begin EXCERPTED DATA
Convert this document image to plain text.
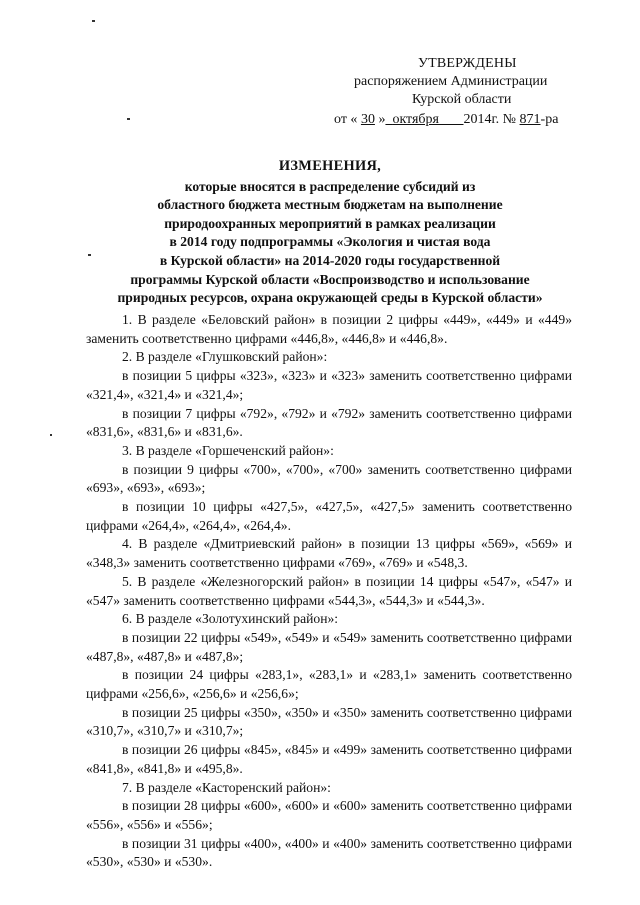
УТВЕРЖДЕНЫ
распоряжением Администрации
Курской области
от « 30 » октября 2014г. № 871-ра
ИЗМЕНЕНИЯ,
которые вносятся в распределение субсидий из
областного бюджета местным бюджетам на выполнение
природоохранных мероприятий в рамках реализации
в 2014 году подпрограммы «Экология и чистая вода
в Курской области» на 2014-2020 годы государственной
программы Курской области «Воспроизводство и использование
природных ресурсов, охрана окружающей среды в Курской области»

1. В разделе «Беловский район» в позиции 2 цифры «449», «449» и «449» заменить соответственно цифрами «446,8», «446,8» и «446,8».

2. В разделе «Глушковский район»:

в позиции 5 цифры «323», «323» и «323» заменить соответственно цифрами «321,4», «321,4» и «321,4»;

в позиции 7 цифры «792», «792» и «792» заменить соответственно цифрами «831,6», «831,6» и «831,6».

3. В разделе «Горшеченский район»:

в позиции 9 цифры «700», «700», «700» заменить соответственно цифрами «693», «693», «693»;

в позиции 10 цифры «427,5», «427,5», «427,5» заменить соответственно цифрами «264,4», «264,4», «264,4».

4. В разделе «Дмитриевский район» в позиции 13 цифры «569», «569» и «348,3» заменить соответственно цифрами «769», «769» и «548,3.

5. В разделе «Железногорский район» в позиции 14 цифры «547», «547» и «547» заменить соответственно цифрами «544,3», «544,3» и «544,3».

6. В разделе «Золотухинский район»:

в позиции 22 цифры «549», «549» и «549» заменить соответственно цифрами «487,8», «487,8» и «487,8»;

в позиции 24 цифры «283,1», «283,1» и «283,1» заменить соответственно цифрами «256,6», «256,6» и «256,6»;

в позиции 25 цифры «350», «350» и «350» заменить соответственно цифрами «310,7», «310,7» и «310,7»;

в позиции 26 цифры «845», «845» и «499» заменить соответственно цифрами «841,8», «841,8» и «495,8».

7. В разделе «Касторенский район»:

в позиции 28 цифры «600», «600» и «600» заменить соответственно цифрами «556», «556» и «556»;

в позиции 31 цифры «400», «400» и «400» заменить соответственно цифрами «530», «530» и «530».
end EXCERPTED DATA
Copy every line of the data exactly as written, excluding the pictures.

Convert this document image to plain text.
УТВЕРЖДЕНЫ
распоряжением Администрации
Курской области
от « 30 » октября 2014г. № 871-ра
ИЗМЕНЕНИЯ,
которые вносятся в распределение субсидий из
областного бюджета местным бюджетам на выполнение
природоохранных мероприятий в рамках реализации
в 2014 году подпрограммы «Экология и чистая вода
в Курской области» на 2014-2020 годы государственной
программы Курской области «Воспроизводство и использование
природных ресурсов, охрана окружающей среды в Курской области»

1. В разделе «Беловский район» в позиции 2 цифры «449», «449» и «449» заменить соответственно цифрами «446,8», «446,8» и «446,8».

2. В разделе «Глушковский район»:

в позиции 5 цифры «323», «323» и «323» заменить соответственно цифрами «321,4», «321,4» и «321,4»;

в позиции 7 цифры «792», «792» и «792» заменить соответственно цифрами «831,6», «831,6» и «831,6».

3. В разделе «Горшеченский район»:

в позиции 9 цифры «700», «700», «700» заменить соответственно цифрами «693», «693», «693»;

в позиции 10 цифры «427,5», «427,5», «427,5» заменить соответственно цифрами «264,4», «264,4», «264,4».

4. В разделе «Дмитриевский район» в позиции 13 цифры «569», «569» и «348,3» заменить соответственно цифрами «769», «769» и «548,3.

5. В разделе «Железногорский район» в позиции 14 цифры «547», «547» и «547» заменить соответственно цифрами «544,3», «544,3» и «544,3».

6. В разделе «Золотухинский район»:

в позиции 22 цифры «549», «549» и «549» заменить соответственно цифрами «487,8», «487,8» и «487,8»;

в позиции 24 цифры «283,1», «283,1» и «283,1» заменить соответственно цифрами «256,6», «256,6» и «256,6»;

в позиции 25 цифры «350», «350» и «350» заменить соответственно цифрами «310,7», «310,7» и «310,7»;

в позиции 26 цифры «845», «845» и «499» заменить соответственно цифрами «841,8», «841,8» и «495,8».

7. В разделе «Касторенский район»:

в позиции 28 цифры «600», «600» и «600» заменить соответственно цифрами «556», «556» и «556»;

в позиции 31 цифры «400», «400» и «400» заменить соответственно цифрами «530», «530» и «530».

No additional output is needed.